_DIRECTION_
Establish how many lines in the material include the string "ŞEREFLİKOÇHİSAR" and report it as a lone number.

-- BEGIN --

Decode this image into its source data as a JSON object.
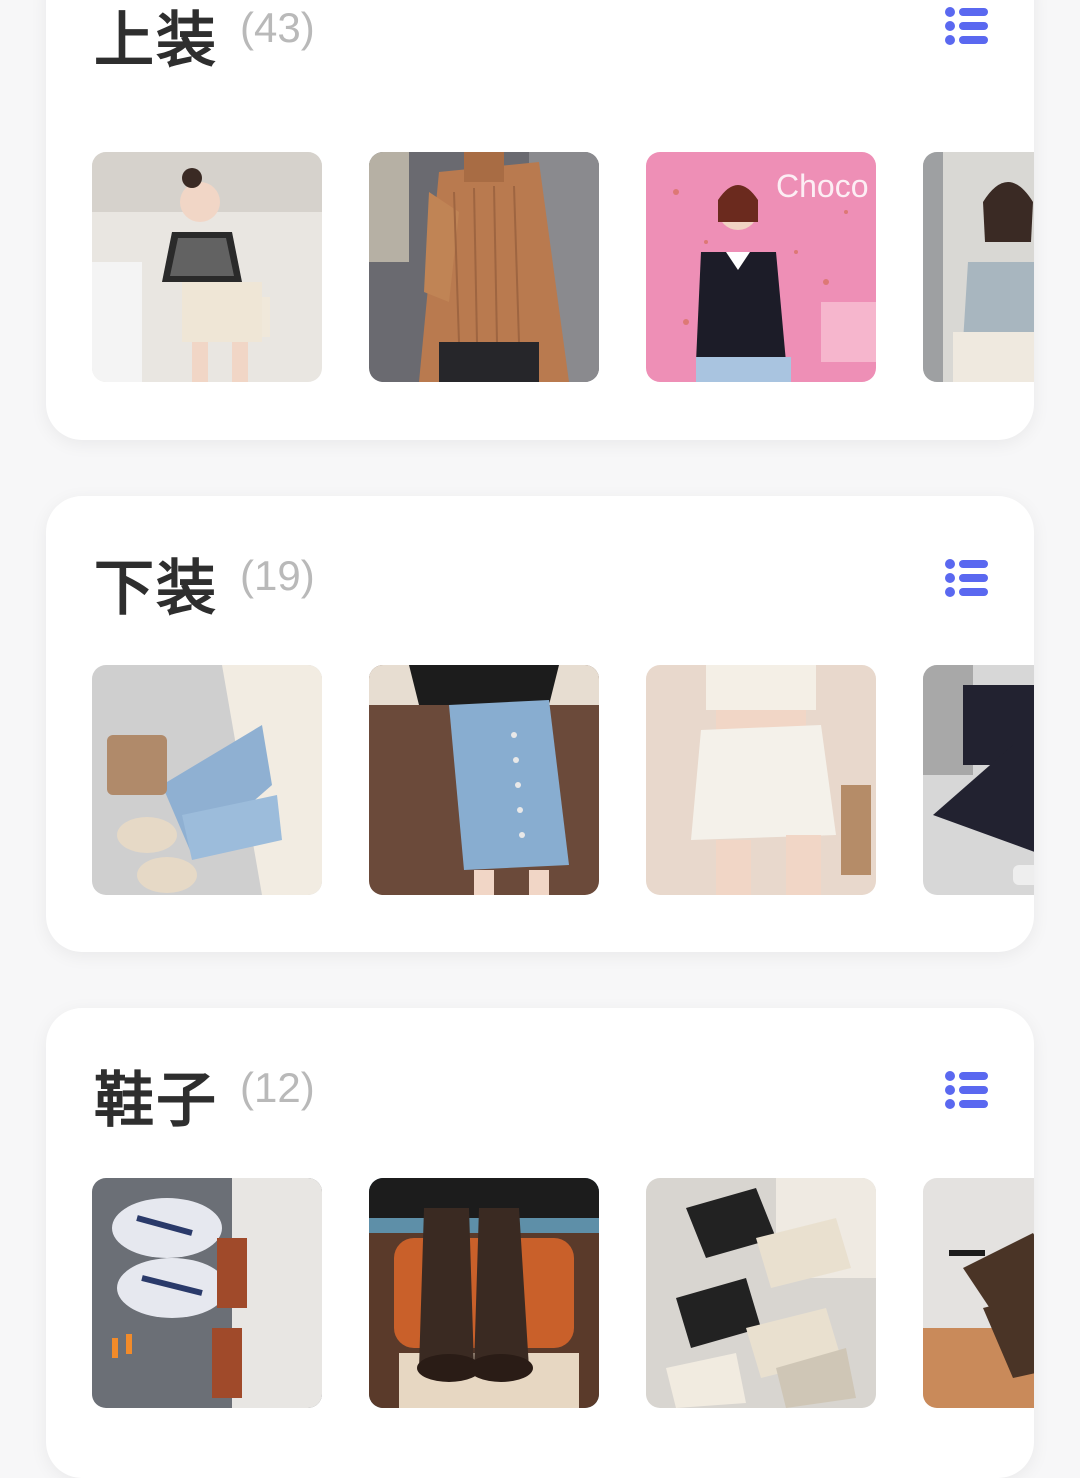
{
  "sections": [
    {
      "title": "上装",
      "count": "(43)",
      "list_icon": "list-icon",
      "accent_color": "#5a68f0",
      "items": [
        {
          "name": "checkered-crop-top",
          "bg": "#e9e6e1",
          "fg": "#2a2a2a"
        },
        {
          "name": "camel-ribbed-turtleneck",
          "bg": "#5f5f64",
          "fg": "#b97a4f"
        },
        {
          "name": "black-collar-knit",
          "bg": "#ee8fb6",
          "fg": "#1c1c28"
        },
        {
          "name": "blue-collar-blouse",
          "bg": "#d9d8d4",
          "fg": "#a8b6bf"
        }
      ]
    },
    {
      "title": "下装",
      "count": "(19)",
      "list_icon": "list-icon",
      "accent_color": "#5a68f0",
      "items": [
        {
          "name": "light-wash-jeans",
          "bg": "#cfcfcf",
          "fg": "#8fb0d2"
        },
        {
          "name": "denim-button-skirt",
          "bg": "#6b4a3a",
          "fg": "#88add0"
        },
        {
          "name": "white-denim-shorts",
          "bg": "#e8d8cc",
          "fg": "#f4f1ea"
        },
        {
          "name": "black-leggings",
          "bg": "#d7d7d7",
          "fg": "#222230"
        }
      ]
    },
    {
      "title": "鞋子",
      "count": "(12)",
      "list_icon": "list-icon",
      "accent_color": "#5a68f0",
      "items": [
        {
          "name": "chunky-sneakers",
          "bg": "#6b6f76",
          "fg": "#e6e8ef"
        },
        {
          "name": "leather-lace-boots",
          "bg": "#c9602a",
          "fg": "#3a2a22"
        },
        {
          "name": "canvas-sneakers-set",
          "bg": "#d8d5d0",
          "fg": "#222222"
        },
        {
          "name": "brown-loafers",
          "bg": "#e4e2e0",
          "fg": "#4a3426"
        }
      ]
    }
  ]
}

-- END --
-- BEGIN --

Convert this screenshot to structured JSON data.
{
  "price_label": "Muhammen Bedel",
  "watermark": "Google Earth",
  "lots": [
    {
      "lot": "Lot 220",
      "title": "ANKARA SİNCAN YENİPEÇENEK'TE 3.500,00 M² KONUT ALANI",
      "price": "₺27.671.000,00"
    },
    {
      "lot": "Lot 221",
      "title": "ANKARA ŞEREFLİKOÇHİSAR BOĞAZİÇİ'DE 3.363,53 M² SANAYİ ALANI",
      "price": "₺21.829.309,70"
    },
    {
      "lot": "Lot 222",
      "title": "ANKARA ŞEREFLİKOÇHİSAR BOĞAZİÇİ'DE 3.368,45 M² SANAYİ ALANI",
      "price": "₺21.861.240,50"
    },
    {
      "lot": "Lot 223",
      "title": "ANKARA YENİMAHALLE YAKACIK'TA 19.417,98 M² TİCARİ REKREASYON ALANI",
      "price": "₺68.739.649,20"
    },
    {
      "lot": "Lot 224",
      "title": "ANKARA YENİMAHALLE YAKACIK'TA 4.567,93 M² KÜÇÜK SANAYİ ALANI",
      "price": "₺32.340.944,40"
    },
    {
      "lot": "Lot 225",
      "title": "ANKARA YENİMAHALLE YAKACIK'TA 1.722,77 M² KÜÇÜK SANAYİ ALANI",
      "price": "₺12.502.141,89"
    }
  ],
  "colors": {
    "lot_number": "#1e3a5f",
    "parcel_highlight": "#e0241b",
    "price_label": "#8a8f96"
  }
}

-- END --

_PROBLEM SOLUTION_
2